● **Exercise data**:
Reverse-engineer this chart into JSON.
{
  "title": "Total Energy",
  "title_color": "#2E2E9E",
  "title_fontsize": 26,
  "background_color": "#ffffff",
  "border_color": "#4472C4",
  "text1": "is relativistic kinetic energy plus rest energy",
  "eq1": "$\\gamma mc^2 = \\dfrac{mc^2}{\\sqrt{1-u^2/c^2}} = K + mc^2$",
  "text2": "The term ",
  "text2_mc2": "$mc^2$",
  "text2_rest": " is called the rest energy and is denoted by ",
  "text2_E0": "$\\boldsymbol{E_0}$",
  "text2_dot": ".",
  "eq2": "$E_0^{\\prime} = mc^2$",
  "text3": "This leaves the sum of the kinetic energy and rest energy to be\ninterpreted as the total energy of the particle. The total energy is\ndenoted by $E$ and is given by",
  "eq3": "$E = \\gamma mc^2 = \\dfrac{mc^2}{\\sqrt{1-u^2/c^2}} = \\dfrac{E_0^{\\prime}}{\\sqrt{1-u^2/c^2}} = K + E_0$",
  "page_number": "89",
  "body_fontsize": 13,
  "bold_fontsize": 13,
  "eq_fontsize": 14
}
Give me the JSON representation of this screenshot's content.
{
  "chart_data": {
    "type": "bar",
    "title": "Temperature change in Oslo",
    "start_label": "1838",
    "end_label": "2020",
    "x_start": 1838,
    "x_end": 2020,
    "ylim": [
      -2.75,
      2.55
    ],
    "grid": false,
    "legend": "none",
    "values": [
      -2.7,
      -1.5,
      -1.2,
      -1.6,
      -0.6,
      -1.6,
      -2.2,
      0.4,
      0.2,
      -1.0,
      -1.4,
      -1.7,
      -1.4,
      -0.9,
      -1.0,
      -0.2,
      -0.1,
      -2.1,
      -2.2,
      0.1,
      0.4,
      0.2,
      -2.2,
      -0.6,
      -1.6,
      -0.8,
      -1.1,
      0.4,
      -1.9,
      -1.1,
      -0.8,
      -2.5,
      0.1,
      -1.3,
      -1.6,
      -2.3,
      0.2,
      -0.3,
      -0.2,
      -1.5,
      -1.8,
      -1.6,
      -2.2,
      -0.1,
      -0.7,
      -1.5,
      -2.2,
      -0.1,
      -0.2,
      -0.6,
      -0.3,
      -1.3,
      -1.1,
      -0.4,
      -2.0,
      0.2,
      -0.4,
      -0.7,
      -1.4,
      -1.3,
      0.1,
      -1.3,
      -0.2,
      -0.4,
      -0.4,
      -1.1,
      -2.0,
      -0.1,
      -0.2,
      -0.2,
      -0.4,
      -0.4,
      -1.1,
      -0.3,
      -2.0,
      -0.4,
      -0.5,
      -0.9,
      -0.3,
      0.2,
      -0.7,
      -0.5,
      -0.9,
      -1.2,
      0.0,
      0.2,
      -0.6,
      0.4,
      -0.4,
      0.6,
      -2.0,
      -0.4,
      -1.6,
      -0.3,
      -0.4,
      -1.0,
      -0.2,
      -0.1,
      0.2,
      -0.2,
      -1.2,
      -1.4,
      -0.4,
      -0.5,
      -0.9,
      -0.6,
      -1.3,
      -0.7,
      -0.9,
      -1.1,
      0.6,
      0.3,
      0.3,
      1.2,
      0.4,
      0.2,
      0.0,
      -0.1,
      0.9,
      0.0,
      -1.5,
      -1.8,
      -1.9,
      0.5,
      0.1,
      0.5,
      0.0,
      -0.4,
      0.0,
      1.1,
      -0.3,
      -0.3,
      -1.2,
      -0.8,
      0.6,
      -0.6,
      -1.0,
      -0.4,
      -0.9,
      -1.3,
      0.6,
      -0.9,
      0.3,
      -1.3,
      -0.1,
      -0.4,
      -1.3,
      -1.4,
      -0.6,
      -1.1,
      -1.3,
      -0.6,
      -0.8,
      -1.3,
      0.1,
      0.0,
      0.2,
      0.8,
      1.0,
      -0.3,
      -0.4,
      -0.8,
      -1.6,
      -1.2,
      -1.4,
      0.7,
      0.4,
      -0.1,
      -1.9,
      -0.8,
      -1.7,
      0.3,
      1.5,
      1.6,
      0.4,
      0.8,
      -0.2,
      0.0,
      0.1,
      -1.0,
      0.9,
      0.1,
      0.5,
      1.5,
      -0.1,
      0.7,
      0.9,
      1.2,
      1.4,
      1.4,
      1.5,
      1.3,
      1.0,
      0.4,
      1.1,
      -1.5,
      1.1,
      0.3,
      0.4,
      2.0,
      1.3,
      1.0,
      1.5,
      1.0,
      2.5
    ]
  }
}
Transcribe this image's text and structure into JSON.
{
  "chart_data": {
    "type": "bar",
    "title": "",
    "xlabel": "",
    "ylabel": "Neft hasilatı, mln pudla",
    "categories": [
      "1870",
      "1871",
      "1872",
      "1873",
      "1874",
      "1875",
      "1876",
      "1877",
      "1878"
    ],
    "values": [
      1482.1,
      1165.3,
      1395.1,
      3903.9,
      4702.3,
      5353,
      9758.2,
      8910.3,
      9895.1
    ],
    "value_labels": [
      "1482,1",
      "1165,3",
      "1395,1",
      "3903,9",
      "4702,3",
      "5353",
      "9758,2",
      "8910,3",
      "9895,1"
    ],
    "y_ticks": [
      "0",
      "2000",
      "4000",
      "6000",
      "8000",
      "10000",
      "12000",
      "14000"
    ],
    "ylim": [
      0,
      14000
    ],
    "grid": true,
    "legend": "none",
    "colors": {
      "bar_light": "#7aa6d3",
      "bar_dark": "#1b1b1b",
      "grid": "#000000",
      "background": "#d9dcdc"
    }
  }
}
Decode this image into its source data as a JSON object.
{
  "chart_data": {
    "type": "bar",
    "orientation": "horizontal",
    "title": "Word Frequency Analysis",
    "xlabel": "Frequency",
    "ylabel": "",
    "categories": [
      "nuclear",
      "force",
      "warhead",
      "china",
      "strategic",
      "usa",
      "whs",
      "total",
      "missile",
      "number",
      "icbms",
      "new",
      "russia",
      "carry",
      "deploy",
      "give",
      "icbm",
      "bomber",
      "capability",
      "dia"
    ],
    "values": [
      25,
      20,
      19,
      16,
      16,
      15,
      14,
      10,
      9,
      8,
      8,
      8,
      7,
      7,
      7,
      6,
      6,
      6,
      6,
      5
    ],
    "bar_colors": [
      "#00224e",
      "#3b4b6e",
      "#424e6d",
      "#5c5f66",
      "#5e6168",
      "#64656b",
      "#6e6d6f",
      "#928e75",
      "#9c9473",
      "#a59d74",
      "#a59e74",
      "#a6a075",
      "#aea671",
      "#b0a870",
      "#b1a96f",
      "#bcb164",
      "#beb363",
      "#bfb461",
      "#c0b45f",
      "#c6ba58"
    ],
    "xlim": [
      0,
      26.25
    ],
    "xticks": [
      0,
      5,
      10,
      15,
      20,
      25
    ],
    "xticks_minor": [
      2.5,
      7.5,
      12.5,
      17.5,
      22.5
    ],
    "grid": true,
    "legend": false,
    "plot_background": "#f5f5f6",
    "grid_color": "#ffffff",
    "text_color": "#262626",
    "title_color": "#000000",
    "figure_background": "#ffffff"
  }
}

● **Short task**: Take the records above and return them exactly as written.

● **Reply**:
Reverse-engineer this chart into JSON.
{
  "title": "Total Energy",
  "title_color": "#2E2E9E",
  "title_fontsize": 26,
  "background_color": "#ffffff",
  "border_color": "#4472C4",
  "text1": "is relativistic kinetic energy plus rest energy",
  "eq1": "$\\gamma mc^2 = \\dfrac{mc^2}{\\sqrt{1-u^2/c^2}} = K + mc^2$",
  "text2": "The term ",
  "text2_mc2": "$mc^2$",
  "text2_rest": " is called the rest energy and is denoted by ",
  "text2_E0": "$\\boldsymbol{E_0}$",
  "text2_dot": ".",
  "eq2": "$E_0^{\\prime} = mc^2$",
  "text3": "This leaves the sum of the kinetic energy and rest energy to be\ninterpreted as the total energy of the particle. The total energy is\ndenoted by $E$ and is given by",
  "eq3": "$E = \\gamma mc^2 = \\dfrac{mc^2}{\\sqrt{1-u^2/c^2}} = \\dfrac{E_0^{\\prime}}{\\sqrt{1-u^2/c^2}} = K + E_0$",
  "page_number": "89",
  "body_fontsize": 13,
  "bold_fontsize": 13,
  "eq_fontsize": 14
}
Give me the JSON representation of this screenshot's content.
{
  "chart_data": {
    "type": "bar",
    "title": "Temperature change in Oslo",
    "start_label": "1838",
    "end_label": "2020",
    "x_start": 1838,
    "x_end": 2020,
    "ylim": [
      -2.75,
      2.55
    ],
    "grid": false,
    "legend": "none",
    "values": [
      -2.7,
      -1.5,
      -1.2,
      -1.6,
      -0.6,
      -1.6,
      -2.2,
      0.4,
      0.2,
      -1.0,
      -1.4,
      -1.7,
      -1.4,
      -0.9,
      -1.0,
      -0.2,
      -0.1,
      -2.1,
      -2.2,
      0.1,
      0.4,
      0.2,
      -2.2,
      -0.6,
      -1.6,
      -0.8,
      -1.1,
      0.4,
      -1.9,
      -1.1,
      -0.8,
      -2.5,
      0.1,
      -1.3,
      -1.6,
      -2.3,
      0.2,
      -0.3,
      -0.2,
      -1.5,
      -1.8,
      -1.6,
      -2.2,
      -0.1,
      -0.7,
      -1.5,
      -2.2,
      -0.1,
      -0.2,
      -0.6,
      -0.3,
      -1.3,
      -1.1,
      -0.4,
      -2.0,
      0.2,
      -0.4,
      -0.7,
      -1.4,
      -1.3,
      0.1,
      -1.3,
      -0.2,
      -0.4,
      -0.4,
      -1.1,
      -2.0,
      -0.1,
      -0.2,
      -0.2,
      -0.4,
      -0.4,
      -1.1,
      -0.3,
      -2.0,
      -0.4,
      -0.5,
      -0.9,
      -0.3,
      0.2,
      -0.7,
      -0.5,
      -0.9,
      -1.2,
      0.0,
      0.2,
      -0.6,
      0.4,
      -0.4,
      0.6,
      -2.0,
      -0.4,
      -1.6,
      -0.3,
      -0.4,
      -1.0,
      -0.2,
      -0.1,
      0.2,
      -0.2,
      -1.2,
      -1.4,
      -0.4,
      -0.5,
      -0.9,
      -0.6,
      -1.3,
      -0.7,
      -0.9,
      -1.1,
      0.6,
      0.3,
      0.3,
      1.2,
      0.4,
      0.2,
      0.0,
      -0.1,
      0.9,
      0.0,
      -1.5,
      -1.8,
      -1.9,
      0.5,
      0.1,
      0.5,
      0.0,
      -0.4,
      0.0,
      1.1,
      -0.3,
      -0.3,
      -1.2,
      -0.8,
      0.6,
      -0.6,
      -1.0,
      -0.4,
      -0.9,
      -1.3,
      0.6,
      -0.9,
      0.3,
      -1.3,
      -0.1,
      -0.4,
      -1.3,
      -1.4,
      -0.6,
      -1.1,
      -1.3,
      -0.6,
      -0.8,
      -1.3,
      0.1,
      0.0,
      0.2,
      0.8,
      1.0,
      -0.3,
      -0.4,
      -0.8,
      -1.6,
      -1.2,
      -1.4,
      0.7,
      0.4,
      -0.1,
      -1.9,
      -0.8,
      -1.7,
      0.3,
      1.5,
      1.6,
      0.4,
      0.8,
      -0.2,
      0.0,
      0.1,
      -1.0,
      0.9,
      0.1,
      0.5,
      1.5,
      -0.1,
      0.7,
      0.9,
      1.2,
      1.4,
      1.4,
      1.5,
      1.3,
      1.0,
      0.4,
      1.1,
      -1.5,
      1.1,
      0.3,
      0.4,
      2.0,
      1.3,
      1.0,
      1.5,
      1.0,
      2.5
    ]
  }
}
Transcribe this image's text and structure into JSON.
{
  "chart_data": {
    "type": "bar",
    "title": "",
    "xlabel": "",
    "ylabel": "Neft hasilatı, mln pudla",
    "categories": [
      "1870",
      "1871",
      "1872",
      "1873",
      "1874",
      "1875",
      "1876",
      "1877",
      "1878"
    ],
    "values": [
      1482.1,
      1165.3,
      1395.1,
      3903.9,
      4702.3,
      5353,
      9758.2,
      8910.3,
      9895.1
    ],
    "value_labels": [
      "1482,1",
      "1165,3",
      "1395,1",
      "3903,9",
      "4702,3",
      "5353",
      "9758,2",
      "8910,3",
      "9895,1"
    ],
    "y_ticks": [
      "0",
      "2000",
      "4000",
      "6000",
      "8000",
      "10000",
      "12000",
      "14000"
    ],
    "ylim": [
      0,
      14000
    ],
    "grid": true,
    "legend": "none",
    "colors": {
      "bar_light": "#7aa6d3",
      "bar_dark": "#1b1b1b",
      "grid": "#000000",
      "background": "#d9dcdc"
    }
  }
}
Decode this image into its source data as a JSON object.
{
  "chart_data": {
    "type": "bar",
    "orientation": "horizontal",
    "title": "Word Frequency Analysis",
    "xlabel": "Frequency",
    "ylabel": "",
    "categories": [
      "nuclear",
      "force",
      "warhead",
      "china",
      "strategic",
      "usa",
      "whs",
      "total",
      "missile",
      "number",
      "icbms",
      "new",
      "russia",
      "carry",
      "deploy",
      "give",
      "icbm",
      "bomber",
      "capability",
      "dia"
    ],
    "values": [
      25,
      20,
      19,
      16,
      16,
      15,
      14,
      10,
      9,
      8,
      8,
      8,
      7,
      7,
      7,
      6,
      6,
      6,
      6,
      5
    ],
    "bar_colors": [
      "#00224e",
      "#3b4b6e",
      "#424e6d",
      "#5c5f66",
      "#5e6168",
      "#64656b",
      "#6e6d6f",
      "#928e75",
      "#9c9473",
      "#a59d74",
      "#a59e74",
      "#a6a075",
      "#aea671",
      "#b0a870",
      "#b1a96f",
      "#bcb164",
      "#beb363",
      "#bfb461",
      "#c0b45f",
      "#c6ba58"
    ],
    "xlim": [
      0,
      26.25
    ],
    "xticks": [
      0,
      5,
      10,
      15,
      20,
      25
    ],
    "xticks_minor": [
      2.5,
      7.5,
      12.5,
      17.5,
      22.5
    ],
    "grid": true,
    "legend": false,
    "plot_background": "#f5f5f6",
    "grid_color": "#ffffff",
    "text_color": "#262626",
    "title_color": "#000000",
    "figure_background": "#ffffff"
  }
}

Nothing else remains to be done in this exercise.